■ Task requirements
Return each line that holds the word "Read".

■ Dataset entries
┌──

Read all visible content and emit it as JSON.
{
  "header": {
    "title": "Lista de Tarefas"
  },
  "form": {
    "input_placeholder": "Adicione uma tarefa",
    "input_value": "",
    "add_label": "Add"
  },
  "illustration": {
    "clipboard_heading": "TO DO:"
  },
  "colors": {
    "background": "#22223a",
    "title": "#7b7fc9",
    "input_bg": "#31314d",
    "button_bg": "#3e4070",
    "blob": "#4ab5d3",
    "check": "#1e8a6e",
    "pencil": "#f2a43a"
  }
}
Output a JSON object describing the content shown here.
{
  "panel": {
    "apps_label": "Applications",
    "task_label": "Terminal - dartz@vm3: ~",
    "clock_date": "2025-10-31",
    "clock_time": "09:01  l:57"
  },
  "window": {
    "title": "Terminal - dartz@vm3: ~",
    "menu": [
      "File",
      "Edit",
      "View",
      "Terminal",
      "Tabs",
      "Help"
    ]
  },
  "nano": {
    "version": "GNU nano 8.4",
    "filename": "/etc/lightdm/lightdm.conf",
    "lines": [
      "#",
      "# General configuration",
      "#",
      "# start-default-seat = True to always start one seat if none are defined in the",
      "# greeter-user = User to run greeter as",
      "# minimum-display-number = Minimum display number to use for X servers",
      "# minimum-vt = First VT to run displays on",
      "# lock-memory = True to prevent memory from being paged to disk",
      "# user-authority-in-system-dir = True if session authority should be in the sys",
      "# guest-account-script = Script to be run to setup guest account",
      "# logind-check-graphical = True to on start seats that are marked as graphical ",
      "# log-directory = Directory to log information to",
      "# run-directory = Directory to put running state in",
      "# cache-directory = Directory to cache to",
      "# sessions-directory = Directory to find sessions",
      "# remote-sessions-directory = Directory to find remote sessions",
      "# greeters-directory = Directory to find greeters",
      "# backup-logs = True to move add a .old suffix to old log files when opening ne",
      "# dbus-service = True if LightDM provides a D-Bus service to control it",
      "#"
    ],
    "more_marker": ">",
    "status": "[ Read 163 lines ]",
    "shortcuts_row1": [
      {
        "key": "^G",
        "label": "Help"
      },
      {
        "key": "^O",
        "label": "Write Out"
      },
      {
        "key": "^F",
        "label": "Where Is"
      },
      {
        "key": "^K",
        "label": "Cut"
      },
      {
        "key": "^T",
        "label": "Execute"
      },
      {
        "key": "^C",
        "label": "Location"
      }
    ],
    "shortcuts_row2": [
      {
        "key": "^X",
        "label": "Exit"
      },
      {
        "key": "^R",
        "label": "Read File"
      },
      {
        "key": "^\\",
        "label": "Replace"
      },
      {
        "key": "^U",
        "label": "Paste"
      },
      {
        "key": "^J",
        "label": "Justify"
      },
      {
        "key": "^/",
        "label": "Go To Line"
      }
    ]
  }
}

└──

■ Exercise output
Read all visible content and emit it as JSON.
    "status": "[ Read 163 lines ]",
        "label": "Read File"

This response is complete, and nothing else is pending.